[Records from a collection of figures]

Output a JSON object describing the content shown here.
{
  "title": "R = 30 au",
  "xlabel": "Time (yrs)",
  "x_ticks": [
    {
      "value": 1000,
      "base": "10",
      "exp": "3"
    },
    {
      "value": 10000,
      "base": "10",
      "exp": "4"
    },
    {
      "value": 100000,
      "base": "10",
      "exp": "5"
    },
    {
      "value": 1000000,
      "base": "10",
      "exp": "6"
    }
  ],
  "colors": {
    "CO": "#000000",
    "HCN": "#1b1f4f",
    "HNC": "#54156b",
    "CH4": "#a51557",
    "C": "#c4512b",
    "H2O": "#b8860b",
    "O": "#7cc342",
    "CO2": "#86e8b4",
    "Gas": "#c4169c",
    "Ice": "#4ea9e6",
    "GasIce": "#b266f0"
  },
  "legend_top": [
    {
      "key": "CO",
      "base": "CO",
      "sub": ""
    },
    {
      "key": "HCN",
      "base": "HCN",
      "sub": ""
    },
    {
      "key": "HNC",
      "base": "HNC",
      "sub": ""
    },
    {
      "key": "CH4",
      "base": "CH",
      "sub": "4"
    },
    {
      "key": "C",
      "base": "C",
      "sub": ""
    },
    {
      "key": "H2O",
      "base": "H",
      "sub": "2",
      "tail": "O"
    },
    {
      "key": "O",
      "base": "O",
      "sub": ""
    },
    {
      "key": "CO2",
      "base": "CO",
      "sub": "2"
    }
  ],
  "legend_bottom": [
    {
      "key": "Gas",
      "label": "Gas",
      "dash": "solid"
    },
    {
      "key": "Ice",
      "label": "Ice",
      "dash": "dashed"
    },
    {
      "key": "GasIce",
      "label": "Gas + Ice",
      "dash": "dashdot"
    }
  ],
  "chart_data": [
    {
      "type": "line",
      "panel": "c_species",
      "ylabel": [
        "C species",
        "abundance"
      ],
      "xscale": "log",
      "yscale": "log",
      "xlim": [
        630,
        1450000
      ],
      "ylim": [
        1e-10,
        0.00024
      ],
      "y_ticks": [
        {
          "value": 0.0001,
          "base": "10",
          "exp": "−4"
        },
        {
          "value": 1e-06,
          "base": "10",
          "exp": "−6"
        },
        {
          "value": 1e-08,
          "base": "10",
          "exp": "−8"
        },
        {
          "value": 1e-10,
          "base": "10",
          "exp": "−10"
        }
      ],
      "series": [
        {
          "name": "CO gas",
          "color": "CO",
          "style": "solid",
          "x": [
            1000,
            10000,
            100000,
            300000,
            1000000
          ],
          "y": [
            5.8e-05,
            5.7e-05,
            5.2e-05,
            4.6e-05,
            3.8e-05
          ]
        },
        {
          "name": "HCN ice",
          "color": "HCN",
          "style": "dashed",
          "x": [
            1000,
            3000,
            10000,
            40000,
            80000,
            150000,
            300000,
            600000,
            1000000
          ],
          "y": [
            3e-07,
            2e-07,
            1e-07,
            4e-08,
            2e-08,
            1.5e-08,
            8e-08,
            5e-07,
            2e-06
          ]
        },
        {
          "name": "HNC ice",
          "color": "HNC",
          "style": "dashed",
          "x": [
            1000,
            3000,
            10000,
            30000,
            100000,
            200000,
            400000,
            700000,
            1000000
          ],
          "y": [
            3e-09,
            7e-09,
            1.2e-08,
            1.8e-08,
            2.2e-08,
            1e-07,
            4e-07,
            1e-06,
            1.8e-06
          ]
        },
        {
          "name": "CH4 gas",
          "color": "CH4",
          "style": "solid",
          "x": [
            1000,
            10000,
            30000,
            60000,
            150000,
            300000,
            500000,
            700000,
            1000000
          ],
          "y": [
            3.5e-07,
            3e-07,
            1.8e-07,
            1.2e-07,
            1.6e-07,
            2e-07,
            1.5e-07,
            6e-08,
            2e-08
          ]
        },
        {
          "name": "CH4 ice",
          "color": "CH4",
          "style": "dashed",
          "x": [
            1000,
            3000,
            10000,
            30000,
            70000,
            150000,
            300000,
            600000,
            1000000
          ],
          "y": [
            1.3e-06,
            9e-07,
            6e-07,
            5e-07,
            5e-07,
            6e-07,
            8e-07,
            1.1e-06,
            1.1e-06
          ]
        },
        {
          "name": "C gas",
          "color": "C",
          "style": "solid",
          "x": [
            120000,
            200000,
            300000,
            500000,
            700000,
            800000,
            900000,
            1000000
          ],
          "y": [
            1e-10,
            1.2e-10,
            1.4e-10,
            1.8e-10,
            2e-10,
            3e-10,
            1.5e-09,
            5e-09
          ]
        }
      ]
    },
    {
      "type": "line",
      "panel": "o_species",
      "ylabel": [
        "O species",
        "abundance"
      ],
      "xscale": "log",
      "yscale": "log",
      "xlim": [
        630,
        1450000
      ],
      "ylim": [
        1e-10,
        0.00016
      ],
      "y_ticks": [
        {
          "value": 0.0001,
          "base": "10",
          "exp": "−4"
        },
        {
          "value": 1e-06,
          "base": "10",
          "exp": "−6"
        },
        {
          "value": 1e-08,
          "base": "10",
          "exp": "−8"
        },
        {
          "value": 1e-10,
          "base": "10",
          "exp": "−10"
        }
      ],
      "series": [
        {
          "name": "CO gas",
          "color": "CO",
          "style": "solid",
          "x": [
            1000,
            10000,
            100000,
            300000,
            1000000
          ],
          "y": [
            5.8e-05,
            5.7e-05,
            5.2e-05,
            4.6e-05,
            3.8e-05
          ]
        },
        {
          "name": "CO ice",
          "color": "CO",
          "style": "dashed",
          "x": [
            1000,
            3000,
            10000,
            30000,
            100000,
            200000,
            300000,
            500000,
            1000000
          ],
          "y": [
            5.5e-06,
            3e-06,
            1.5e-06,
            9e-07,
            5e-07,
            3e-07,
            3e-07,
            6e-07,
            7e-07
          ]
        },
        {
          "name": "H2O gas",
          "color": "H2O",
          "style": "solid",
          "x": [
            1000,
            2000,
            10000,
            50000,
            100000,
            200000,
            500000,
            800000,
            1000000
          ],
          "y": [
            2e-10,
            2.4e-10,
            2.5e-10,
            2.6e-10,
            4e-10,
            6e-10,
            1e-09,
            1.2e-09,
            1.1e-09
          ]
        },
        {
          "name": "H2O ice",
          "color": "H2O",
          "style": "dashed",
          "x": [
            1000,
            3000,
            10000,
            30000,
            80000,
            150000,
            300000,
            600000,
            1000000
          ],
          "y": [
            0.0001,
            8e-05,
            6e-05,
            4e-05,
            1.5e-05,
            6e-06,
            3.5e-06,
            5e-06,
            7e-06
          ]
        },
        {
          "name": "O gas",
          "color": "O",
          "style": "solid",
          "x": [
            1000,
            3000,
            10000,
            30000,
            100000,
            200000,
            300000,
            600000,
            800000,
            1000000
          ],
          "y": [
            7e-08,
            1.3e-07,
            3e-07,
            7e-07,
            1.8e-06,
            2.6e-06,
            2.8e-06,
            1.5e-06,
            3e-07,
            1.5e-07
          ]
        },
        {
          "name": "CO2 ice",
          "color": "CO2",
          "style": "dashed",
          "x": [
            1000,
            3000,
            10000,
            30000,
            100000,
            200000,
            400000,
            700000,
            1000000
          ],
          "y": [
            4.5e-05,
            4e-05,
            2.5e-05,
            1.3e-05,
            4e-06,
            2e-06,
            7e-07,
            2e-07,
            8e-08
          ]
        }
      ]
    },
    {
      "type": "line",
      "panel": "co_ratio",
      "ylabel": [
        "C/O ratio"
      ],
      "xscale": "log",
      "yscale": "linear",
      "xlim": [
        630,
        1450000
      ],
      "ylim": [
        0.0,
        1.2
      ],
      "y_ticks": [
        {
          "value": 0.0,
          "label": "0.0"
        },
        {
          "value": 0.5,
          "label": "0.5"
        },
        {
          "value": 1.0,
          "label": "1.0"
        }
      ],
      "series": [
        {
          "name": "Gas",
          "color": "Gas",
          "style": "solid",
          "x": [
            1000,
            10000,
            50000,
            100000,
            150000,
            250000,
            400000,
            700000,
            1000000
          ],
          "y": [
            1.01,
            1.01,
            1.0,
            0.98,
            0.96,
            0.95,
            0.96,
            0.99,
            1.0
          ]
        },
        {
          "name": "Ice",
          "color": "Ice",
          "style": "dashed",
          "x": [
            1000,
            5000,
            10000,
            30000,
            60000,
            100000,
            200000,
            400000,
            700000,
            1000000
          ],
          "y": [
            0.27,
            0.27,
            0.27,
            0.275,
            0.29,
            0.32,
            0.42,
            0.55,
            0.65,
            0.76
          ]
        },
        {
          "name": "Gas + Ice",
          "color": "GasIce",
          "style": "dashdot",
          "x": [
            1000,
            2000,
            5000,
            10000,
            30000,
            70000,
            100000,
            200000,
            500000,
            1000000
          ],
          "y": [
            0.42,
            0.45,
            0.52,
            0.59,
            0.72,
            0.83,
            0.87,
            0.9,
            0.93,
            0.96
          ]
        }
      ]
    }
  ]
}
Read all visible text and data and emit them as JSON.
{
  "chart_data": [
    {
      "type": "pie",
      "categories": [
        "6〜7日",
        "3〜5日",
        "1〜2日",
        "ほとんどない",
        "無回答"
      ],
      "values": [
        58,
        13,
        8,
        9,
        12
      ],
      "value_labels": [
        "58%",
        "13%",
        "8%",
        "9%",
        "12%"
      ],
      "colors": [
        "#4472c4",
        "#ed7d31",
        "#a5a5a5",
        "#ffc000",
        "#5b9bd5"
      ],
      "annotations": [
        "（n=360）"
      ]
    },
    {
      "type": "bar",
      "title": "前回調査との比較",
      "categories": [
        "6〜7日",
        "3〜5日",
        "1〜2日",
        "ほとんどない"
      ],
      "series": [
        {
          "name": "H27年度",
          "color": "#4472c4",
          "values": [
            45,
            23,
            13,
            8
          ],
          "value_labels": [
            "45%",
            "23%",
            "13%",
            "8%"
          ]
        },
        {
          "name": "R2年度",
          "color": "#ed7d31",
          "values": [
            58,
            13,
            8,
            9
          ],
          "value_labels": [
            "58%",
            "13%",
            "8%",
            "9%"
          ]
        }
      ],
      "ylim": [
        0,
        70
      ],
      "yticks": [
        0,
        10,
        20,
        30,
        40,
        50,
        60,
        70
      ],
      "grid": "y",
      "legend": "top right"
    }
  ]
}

= The exercise =
Write out the lines above, starting at the line that contains "Read all visible" and ending with the final line, and nothing else; copy them exactly.

= Response to this exercise =
Read all visible text and data and emit them as JSON.
{
  "chart_data": [
    {
      "type": "pie",
      "categories": [
        "6〜7日",
        "3〜5日",
        "1〜2日",
        "ほとんどない",
        "無回答"
      ],
      "values": [
        58,
        13,
        8,
        9,
        12
      ],
      "value_labels": [
        "58%",
        "13%",
        "8%",
        "9%",
        "12%"
      ],
      "colors": [
        "#4472c4",
        "#ed7d31",
        "#a5a5a5",
        "#ffc000",
        "#5b9bd5"
      ],
      "annotations": [
        "（n=360）"
      ]
    },
    {
      "type": "bar",
      "title": "前回調査との比較",
      "categories": [
        "6〜7日",
        "3〜5日",
        "1〜2日",
        "ほとんどない"
      ],
      "series": [
        {
          "name": "H27年度",
          "color": "#4472c4",
          "values": [
            45,
            23,
            13,
            8
          ],
          "value_labels": [
            "45%",
            "23%",
            "13%",
            "8%"
          ]
        },
        {
          "name": "R2年度",
          "color": "#ed7d31",
          "values": [
            58,
            13,
            8,
            9
          ],
          "value_labels": [
            "58%",
            "13%",
            "8%",
            "9%"
          ]
        }
      ],
      "ylim": [
        0,
        70
      ],
      "yticks": [
        0,
        10,
        20,
        30,
        40,
        50,
        60,
        70
      ],
      "grid": "y",
      "legend": "top right"
    }
  ]
}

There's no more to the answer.